- STATED GOAL -
Revise the records below by substituting "Pa·s" for each occurrence of "Pa×s", and reproduce every line otherwise unchanged.

- DATA LISTING -
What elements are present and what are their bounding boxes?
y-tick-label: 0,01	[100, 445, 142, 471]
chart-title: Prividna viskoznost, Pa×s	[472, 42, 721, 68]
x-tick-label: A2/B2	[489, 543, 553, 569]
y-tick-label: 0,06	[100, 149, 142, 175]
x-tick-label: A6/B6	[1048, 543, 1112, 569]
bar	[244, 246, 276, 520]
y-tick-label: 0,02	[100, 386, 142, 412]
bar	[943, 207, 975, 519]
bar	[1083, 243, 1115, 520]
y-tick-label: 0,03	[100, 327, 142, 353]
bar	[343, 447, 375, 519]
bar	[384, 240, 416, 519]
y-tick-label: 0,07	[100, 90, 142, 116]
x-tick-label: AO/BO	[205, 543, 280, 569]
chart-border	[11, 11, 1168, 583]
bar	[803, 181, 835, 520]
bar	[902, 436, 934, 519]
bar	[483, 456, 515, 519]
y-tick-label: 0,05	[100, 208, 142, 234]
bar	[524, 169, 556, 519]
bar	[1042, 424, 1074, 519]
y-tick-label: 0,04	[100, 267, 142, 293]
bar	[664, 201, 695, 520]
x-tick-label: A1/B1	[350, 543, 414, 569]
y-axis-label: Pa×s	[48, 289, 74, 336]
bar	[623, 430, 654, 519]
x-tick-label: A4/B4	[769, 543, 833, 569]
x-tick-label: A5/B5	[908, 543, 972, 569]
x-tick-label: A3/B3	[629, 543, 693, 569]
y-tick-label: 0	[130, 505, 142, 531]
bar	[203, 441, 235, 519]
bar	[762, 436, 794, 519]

- RESULT OF THE TASK -
What elements are present and what are their bounding boxes?
y-tick-label: 0,01	[100, 445, 142, 471]
chart-title: Prividna viskoznost, Pa·s	[472, 42, 721, 68]
x-tick-label: A2/B2	[489, 543, 553, 569]
y-tick-label: 0,06	[100, 149, 142, 175]
x-tick-label: A6/B6	[1048, 543, 1112, 569]
bar	[244, 246, 276, 520]
y-tick-label: 0,02	[100, 386, 142, 412]
bar	[943, 207, 975, 519]
bar	[1083, 243, 1115, 520]
y-tick-label: 0,03	[100, 327, 142, 353]
bar	[343, 447, 375, 519]
bar	[384, 240, 416, 519]
y-tick-label: 0,07	[100, 90, 142, 116]
x-tick-label: AO/BO	[205, 543, 280, 569]
chart-border	[11, 11, 1168, 583]
bar	[803, 181, 835, 520]
bar	[902, 436, 934, 519]
bar	[483, 456, 515, 519]
y-tick-label: 0,05	[100, 208, 142, 234]
bar	[524, 169, 556, 519]
bar	[1042, 424, 1074, 519]
y-tick-label: 0,04	[100, 267, 142, 293]
bar	[664, 201, 695, 520]
x-tick-label: A1/B1	[350, 543, 414, 569]
y-axis-label: Pa·s	[48, 289, 74, 336]
bar	[623, 430, 654, 519]
x-tick-label: A4/B4	[769, 543, 833, 569]
x-tick-label: A5/B5	[908, 543, 972, 569]
x-tick-label: A3/B3	[629, 543, 693, 569]
y-tick-label: 0	[130, 505, 142, 531]
bar	[203, 441, 235, 519]
bar	[762, 436, 794, 519]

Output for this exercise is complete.